**DO THIS:**
Reproduce the listing below without any change.
********
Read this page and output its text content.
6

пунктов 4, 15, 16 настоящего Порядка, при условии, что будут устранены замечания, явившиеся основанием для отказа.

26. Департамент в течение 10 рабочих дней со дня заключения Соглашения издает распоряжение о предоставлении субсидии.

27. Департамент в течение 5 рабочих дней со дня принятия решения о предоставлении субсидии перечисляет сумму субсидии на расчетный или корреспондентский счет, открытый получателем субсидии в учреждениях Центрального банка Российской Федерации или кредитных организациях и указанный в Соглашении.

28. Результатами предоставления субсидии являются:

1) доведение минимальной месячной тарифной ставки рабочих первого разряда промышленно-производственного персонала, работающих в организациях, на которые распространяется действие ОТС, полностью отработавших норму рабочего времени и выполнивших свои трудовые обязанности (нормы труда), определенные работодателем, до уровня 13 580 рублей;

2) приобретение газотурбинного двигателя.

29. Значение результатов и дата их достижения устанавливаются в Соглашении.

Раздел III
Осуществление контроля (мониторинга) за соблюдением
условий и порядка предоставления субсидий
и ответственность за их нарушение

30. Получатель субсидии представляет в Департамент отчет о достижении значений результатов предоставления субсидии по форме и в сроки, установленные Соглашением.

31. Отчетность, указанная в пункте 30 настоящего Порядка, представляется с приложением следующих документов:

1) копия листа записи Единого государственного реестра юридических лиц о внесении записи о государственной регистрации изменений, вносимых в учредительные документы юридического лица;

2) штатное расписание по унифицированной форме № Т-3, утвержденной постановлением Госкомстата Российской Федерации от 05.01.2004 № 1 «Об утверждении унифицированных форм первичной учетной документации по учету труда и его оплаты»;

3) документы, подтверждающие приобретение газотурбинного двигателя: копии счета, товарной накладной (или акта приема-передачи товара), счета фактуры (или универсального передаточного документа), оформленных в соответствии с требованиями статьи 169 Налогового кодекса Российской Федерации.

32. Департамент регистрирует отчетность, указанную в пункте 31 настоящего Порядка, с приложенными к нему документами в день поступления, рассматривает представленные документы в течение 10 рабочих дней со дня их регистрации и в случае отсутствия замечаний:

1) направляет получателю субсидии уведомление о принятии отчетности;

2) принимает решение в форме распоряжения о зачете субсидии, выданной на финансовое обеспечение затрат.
********
**SOLUTION:**
Read this page and output its text content.
6

пунктов 4, 15, 16 настоящего Порядка, при условии, что будут устранены замечания, явившиеся основанием для отказа.

26. Департамент в течение 10 рабочих дней со дня заключения Соглашения издает распоряжение о предоставлении субсидии.

27. Департамент в течение 5 рабочих дней со дня принятия решения о предоставлении субсидии перечисляет сумму субсидии на расчетный или корреспондентский счет, открытый получателем субсидии в учреждениях Центрального банка Российской Федерации или кредитных организациях и указанный в Соглашении.

28. Результатами предоставления субсидии являются:

1) доведение минимальной месячной тарифной ставки рабочих первого разряда промышленно-производственного персонала, работающих в организациях, на которые распространяется действие ОТС, полностью отработавших норму рабочего времени и выполнивших свои трудовые обязанности (нормы труда), определенные работодателем, до уровня 13 580 рублей;

2) приобретение газотурбинного двигателя.

29. Значение результатов и дата их достижения устанавливаются в Соглашении.

Раздел III
Осуществление контроля (мониторинга) за соблюдением
условий и порядка предоставления субсидий
и ответственность за их нарушение

30. Получатель субсидии представляет в Департамент отчет о достижении значений результатов предоставления субсидии по форме и в сроки, установленные Соглашением.

31. Отчетность, указанная в пункте 30 настоящего Порядка, представляется с приложением следующих документов:

1) копия листа записи Единого государственного реестра юридических лиц о внесении записи о государственной регистрации изменений, вносимых в учредительные документы юридического лица;

2) штатное расписание по унифицированной форме № Т-3, утвержденной постановлением Госкомстата Российской Федерации от 05.01.2004 № 1 «Об утверждении унифицированных форм первичной учетной документации по учету труда и его оплаты»;

3) документы, подтверждающие приобретение газотурбинного двигателя: копии счета, товарной накладной (или акта приема-передачи товара), счета фактуры (или универсального передаточного документа), оформленных в соответствии с требованиями статьи 169 Налогового кодекса Российской Федерации.

32. Департамент регистрирует отчетность, указанную в пункте 31 настоящего Порядка, с приложенными к нему документами в день поступления, рассматривает представленные документы в течение 10 рабочих дней со дня их регистрации и в случае отсутствия замечаний:

1) направляет получателю субсидии уведомление о принятии отчетности;

2) принимает решение в форме распоряжения о зачете субсидии, выданной на финансовое обеспечение затрат.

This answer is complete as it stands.